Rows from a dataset
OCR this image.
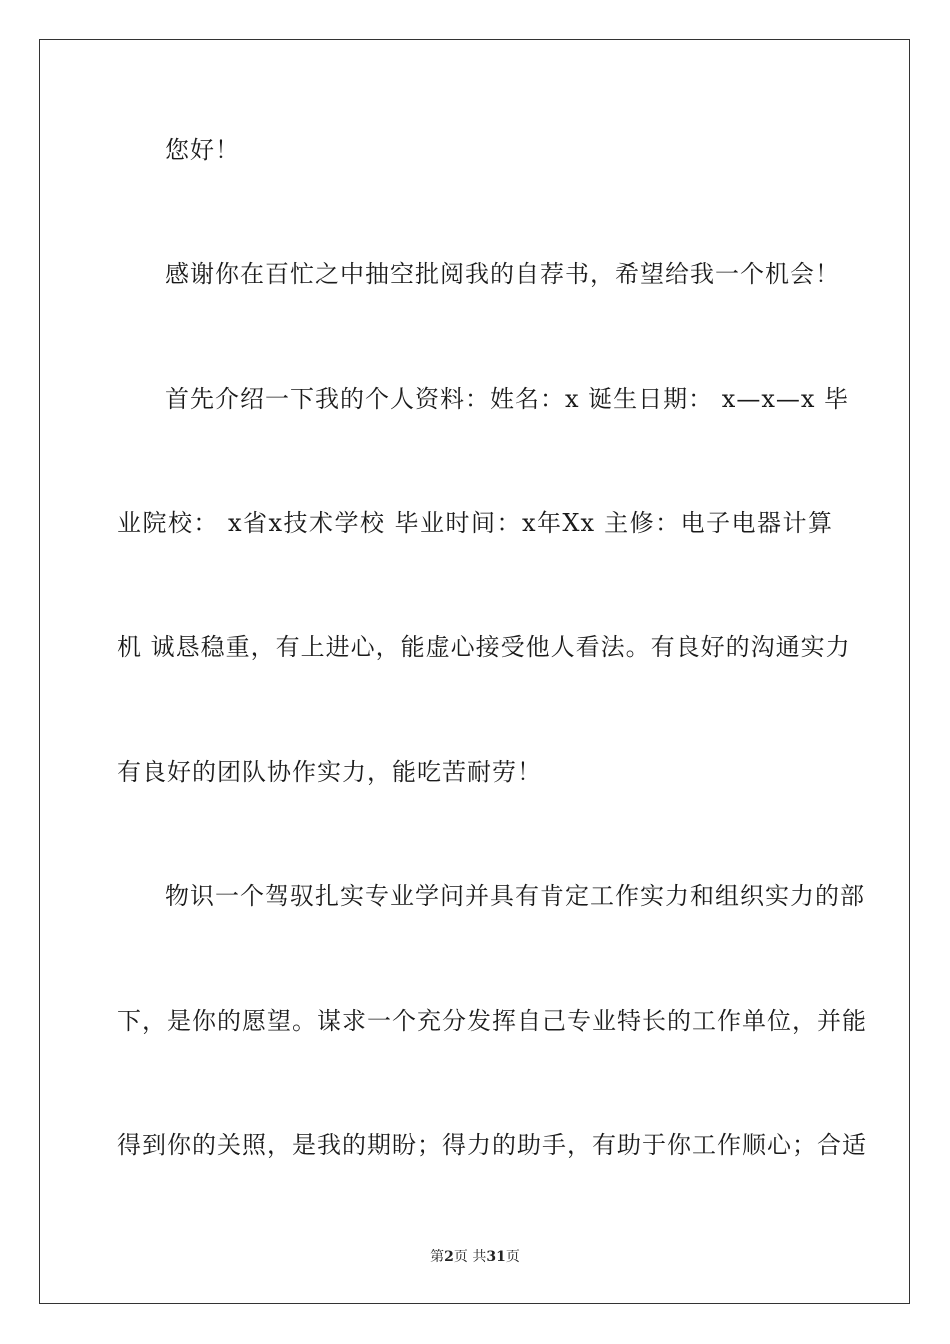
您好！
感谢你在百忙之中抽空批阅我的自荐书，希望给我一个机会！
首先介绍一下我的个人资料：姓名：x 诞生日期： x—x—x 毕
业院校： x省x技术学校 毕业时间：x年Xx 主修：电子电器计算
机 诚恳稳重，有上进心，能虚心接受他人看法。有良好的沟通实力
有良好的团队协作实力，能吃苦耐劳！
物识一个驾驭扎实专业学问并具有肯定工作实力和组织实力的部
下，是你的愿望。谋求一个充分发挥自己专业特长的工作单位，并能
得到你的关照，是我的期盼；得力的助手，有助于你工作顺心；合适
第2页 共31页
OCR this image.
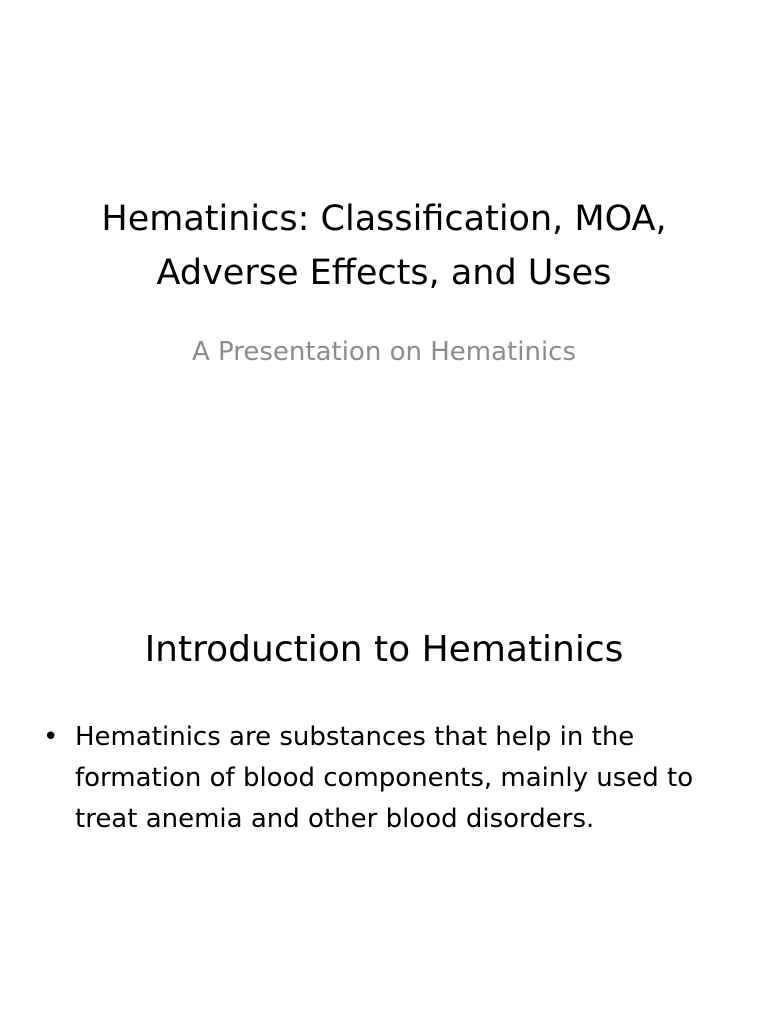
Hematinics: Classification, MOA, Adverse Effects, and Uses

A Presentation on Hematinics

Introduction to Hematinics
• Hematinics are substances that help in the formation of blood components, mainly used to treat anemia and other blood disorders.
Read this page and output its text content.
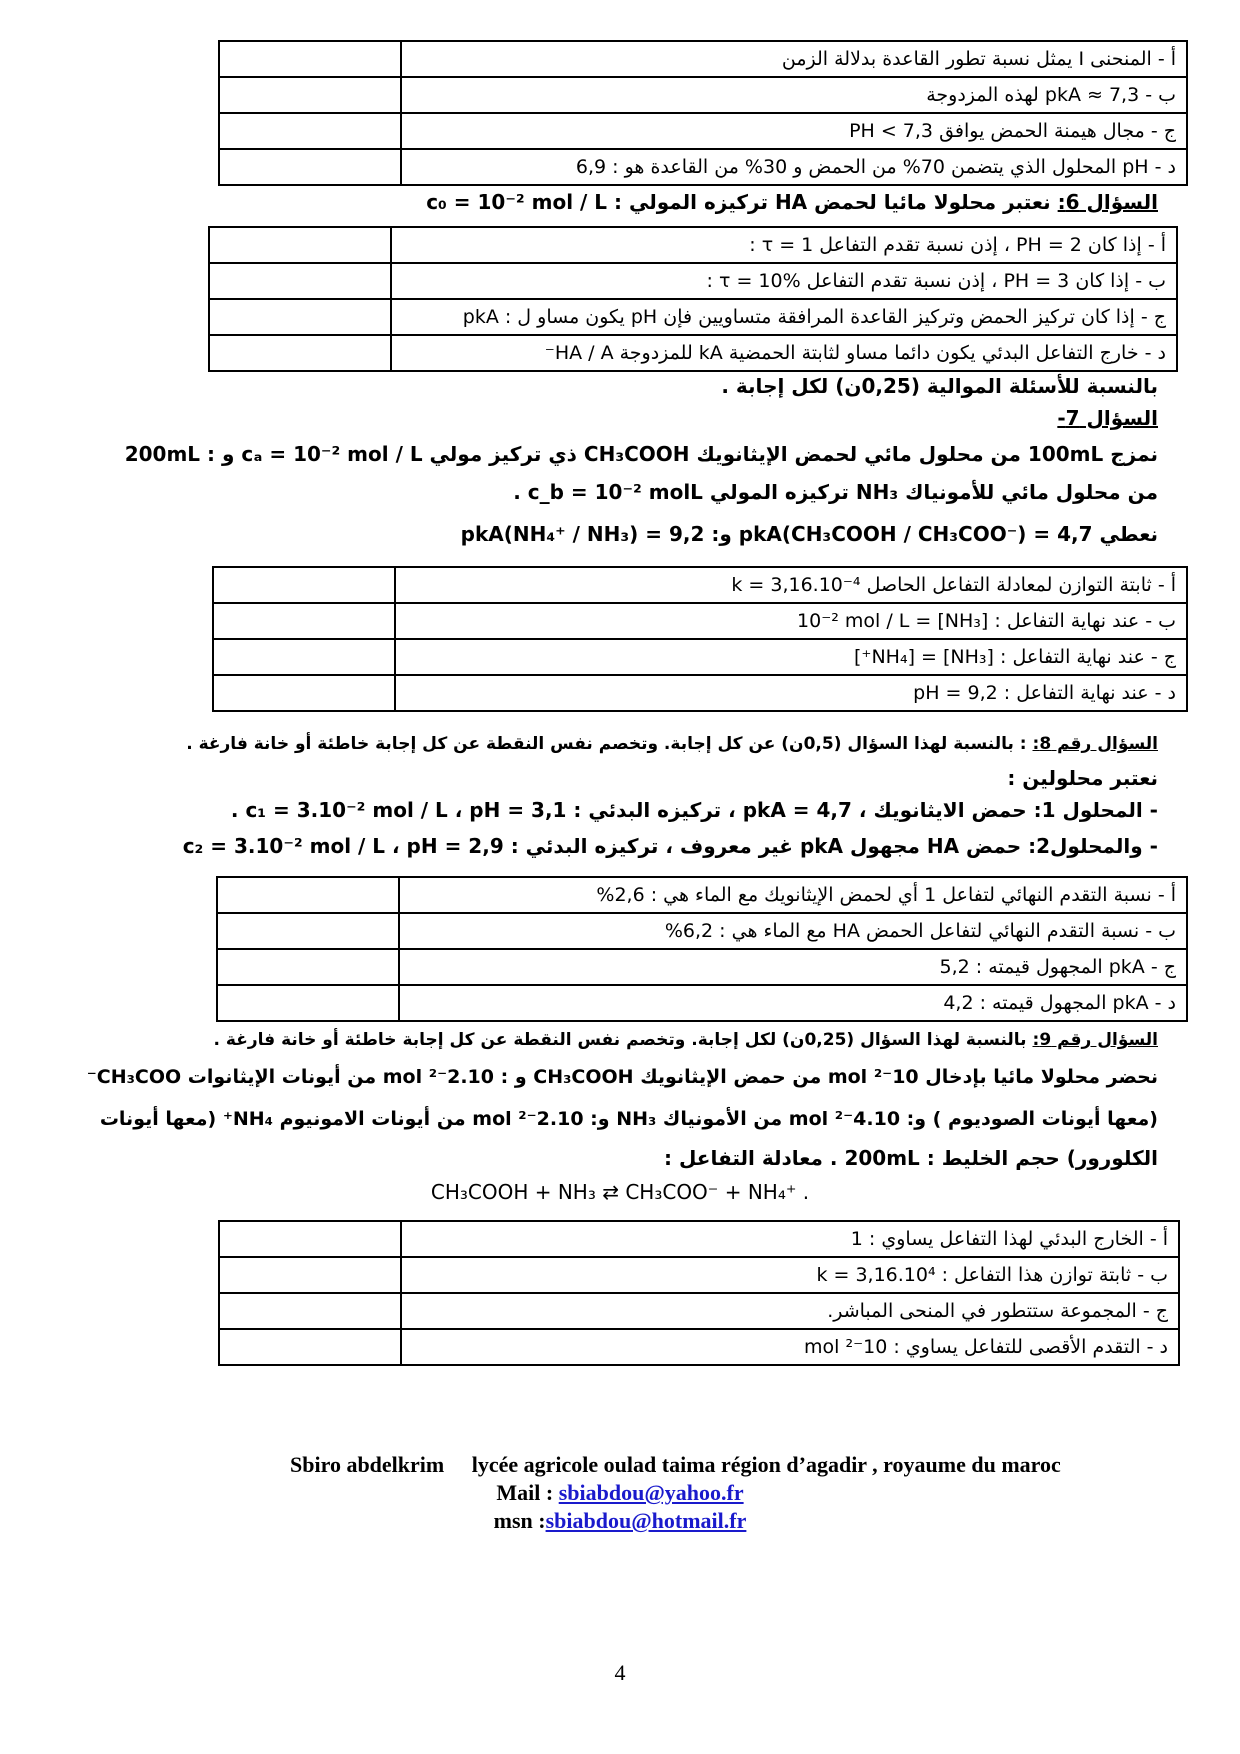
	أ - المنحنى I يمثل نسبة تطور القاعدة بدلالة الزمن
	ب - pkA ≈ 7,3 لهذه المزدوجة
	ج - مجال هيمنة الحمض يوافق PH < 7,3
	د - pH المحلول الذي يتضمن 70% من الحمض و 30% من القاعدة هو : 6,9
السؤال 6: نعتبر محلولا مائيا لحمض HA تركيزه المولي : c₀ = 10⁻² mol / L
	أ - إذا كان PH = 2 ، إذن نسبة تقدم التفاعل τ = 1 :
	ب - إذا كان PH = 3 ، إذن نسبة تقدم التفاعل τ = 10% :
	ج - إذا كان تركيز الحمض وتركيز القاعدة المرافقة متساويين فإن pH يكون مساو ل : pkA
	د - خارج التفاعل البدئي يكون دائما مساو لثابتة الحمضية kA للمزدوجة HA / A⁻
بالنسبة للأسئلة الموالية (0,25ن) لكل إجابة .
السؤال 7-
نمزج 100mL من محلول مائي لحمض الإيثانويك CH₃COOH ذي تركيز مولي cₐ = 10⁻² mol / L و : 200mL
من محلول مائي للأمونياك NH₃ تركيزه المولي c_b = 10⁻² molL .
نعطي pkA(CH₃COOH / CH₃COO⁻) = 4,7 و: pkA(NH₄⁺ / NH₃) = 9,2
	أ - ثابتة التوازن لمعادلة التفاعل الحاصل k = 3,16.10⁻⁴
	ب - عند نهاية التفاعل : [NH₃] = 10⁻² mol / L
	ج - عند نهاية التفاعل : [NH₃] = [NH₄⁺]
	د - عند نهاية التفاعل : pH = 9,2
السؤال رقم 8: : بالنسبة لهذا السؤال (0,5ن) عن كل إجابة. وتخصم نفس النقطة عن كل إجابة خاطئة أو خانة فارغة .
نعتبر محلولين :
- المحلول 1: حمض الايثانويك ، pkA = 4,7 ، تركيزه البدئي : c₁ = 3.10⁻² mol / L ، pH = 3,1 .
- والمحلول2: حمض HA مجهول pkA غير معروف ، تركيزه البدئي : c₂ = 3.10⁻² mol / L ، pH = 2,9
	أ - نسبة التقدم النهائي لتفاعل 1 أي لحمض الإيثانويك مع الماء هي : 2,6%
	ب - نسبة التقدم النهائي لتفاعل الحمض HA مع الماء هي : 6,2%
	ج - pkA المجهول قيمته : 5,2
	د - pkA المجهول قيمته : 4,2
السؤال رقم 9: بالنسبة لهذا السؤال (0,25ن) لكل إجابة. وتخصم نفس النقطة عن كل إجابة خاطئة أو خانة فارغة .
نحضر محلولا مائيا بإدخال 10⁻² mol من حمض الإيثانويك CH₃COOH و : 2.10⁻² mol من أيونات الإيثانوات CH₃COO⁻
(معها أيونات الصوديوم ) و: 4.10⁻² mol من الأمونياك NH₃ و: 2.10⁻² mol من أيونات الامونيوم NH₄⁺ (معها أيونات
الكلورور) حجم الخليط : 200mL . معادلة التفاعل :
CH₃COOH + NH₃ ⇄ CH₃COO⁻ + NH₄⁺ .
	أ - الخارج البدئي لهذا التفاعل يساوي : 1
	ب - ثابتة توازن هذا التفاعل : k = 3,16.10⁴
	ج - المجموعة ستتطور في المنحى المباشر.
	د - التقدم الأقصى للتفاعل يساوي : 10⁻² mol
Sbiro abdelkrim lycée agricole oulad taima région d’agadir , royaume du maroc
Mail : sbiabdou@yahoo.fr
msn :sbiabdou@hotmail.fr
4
* * *
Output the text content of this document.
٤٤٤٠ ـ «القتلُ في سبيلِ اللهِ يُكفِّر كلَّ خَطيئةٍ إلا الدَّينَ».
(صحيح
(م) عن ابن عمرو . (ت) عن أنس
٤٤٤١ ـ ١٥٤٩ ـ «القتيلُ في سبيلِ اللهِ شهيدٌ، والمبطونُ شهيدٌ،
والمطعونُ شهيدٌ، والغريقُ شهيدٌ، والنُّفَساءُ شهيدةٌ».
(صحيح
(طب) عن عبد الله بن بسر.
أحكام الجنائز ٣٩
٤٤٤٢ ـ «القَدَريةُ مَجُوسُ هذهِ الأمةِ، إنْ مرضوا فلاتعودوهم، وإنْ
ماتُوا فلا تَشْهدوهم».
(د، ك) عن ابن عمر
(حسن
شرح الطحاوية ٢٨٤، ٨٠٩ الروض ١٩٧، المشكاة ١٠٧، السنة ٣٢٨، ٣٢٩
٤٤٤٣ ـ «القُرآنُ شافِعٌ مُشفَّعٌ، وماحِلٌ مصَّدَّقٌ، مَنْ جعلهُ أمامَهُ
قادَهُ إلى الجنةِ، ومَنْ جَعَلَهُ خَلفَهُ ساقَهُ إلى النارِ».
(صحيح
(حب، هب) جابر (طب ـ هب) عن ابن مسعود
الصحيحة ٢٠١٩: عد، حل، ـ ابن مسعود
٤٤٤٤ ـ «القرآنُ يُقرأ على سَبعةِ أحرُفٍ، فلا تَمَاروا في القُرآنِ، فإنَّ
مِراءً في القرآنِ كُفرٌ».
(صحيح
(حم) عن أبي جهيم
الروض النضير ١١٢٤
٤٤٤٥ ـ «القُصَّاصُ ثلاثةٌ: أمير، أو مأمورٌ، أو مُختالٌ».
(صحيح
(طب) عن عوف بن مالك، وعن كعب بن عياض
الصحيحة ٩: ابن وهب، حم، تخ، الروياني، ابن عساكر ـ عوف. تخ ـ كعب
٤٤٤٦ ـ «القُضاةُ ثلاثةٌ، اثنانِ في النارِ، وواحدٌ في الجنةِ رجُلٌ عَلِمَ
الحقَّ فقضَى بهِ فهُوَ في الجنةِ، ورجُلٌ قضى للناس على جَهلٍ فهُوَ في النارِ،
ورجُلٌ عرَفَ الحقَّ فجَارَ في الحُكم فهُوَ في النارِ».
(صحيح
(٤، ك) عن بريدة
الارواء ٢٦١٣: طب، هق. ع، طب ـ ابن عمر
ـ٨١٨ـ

**Stated task**.
Display every line of the listing that contains the string "مسعود".

**The result**.
(حب، هب) جابر (طب ـ هب) عن ابن مسعود
الصحيحة ٢٠١٩: عد، حل، ـ ابن مسعود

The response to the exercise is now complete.